- _Objective_: Return all lines below containing the word "values".

- _Material to process_:
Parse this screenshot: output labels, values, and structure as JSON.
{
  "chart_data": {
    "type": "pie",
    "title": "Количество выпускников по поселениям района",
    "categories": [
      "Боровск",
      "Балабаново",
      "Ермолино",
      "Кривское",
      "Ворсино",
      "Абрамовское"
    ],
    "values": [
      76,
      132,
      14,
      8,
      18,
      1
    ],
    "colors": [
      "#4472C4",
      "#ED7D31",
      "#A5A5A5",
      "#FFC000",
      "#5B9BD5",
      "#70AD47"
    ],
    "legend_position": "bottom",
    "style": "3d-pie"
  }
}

- _Written answer_:
Parse this screenshot: output labels, values, and structure as JSON.
    "values": [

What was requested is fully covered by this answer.